■ **Data listing**

::::

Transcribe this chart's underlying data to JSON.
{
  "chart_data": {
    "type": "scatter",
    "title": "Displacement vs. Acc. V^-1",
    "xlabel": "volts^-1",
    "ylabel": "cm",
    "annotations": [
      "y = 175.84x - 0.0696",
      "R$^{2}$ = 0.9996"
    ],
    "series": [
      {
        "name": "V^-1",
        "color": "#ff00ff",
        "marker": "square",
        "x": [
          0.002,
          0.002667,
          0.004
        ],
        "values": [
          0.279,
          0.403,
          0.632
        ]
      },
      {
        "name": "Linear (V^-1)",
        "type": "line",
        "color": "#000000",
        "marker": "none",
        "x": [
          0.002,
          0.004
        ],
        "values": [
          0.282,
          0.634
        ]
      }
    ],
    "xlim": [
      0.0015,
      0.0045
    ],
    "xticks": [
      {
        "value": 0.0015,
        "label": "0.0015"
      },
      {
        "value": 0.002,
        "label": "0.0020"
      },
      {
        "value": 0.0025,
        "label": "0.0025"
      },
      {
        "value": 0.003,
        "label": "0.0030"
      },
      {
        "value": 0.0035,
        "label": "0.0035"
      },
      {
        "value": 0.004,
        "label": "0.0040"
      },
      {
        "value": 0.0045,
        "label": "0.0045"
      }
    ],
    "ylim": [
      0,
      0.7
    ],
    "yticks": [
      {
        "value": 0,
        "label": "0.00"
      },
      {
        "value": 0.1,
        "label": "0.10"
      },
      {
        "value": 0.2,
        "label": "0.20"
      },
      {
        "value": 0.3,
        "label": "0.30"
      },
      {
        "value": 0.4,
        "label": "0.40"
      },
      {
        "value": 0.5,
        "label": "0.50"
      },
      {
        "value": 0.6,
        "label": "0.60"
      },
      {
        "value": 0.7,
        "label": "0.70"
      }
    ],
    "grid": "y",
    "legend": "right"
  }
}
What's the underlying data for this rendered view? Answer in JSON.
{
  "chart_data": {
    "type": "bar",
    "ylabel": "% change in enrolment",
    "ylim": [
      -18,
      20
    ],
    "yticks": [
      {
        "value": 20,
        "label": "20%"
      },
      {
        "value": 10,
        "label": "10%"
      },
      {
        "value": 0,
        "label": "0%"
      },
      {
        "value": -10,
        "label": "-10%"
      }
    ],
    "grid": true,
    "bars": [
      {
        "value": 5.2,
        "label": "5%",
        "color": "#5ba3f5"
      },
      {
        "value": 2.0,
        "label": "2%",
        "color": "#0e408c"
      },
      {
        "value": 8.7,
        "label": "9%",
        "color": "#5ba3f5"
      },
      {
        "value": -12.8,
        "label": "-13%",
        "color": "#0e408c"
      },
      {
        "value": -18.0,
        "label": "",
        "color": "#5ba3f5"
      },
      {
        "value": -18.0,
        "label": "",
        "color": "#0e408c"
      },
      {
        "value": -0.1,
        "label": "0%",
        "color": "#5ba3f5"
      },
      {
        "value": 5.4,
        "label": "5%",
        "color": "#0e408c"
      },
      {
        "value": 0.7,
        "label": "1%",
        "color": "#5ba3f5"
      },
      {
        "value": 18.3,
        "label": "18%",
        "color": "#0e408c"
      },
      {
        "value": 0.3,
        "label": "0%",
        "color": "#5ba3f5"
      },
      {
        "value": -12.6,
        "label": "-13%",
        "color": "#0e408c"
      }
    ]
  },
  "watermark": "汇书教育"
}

::::

■ **Requirement**
Reproduce only the lines between the line containing "What's the underlying" and the last line of the records, those two lines included, exactly.

■ **In response**
What's the underlying data for this rendered view? Answer in JSON.
{
  "chart_data": {
    "type": "bar",
    "ylabel": "% change in enrolment",
    "ylim": [
      -18,
      20
    ],
    "yticks": [
      {
        "value": 20,
        "label": "20%"
      },
      {
        "value": 10,
        "label": "10%"
      },
      {
        "value": 0,
        "label": "0%"
      },
      {
        "value": -10,
        "label": "-10%"
      }
    ],
    "grid": true,
    "bars": [
      {
        "value": 5.2,
        "label": "5%",
        "color": "#5ba3f5"
      },
      {
        "value": 2.0,
        "label": "2%",
        "color": "#0e408c"
      },
      {
        "value": 8.7,
        "label": "9%",
        "color": "#5ba3f5"
      },
      {
        "value": -12.8,
        "label": "-13%",
        "color": "#0e408c"
      },
      {
        "value": -18.0,
        "label": "",
        "color": "#5ba3f5"
      },
      {
        "value": -18.0,
        "label": "",
        "color": "#0e408c"
      },
      {
        "value": -0.1,
        "label": "0%",
        "color": "#5ba3f5"
      },
      {
        "value": 5.4,
        "label": "5%",
        "color": "#0e408c"
      },
      {
        "value": 0.7,
        "label": "1%",
        "color": "#5ba3f5"
      },
      {
        "value": 18.3,
        "label": "18%",
        "color": "#0e408c"
      },
      {
        "value": 0.3,
        "label": "0%",
        "color": "#5ba3f5"
      },
      {
        "value": -12.6,
        "label": "-13%",
        "color": "#0e408c"
      }
    ]
  },
  "watermark": "汇书教育"
}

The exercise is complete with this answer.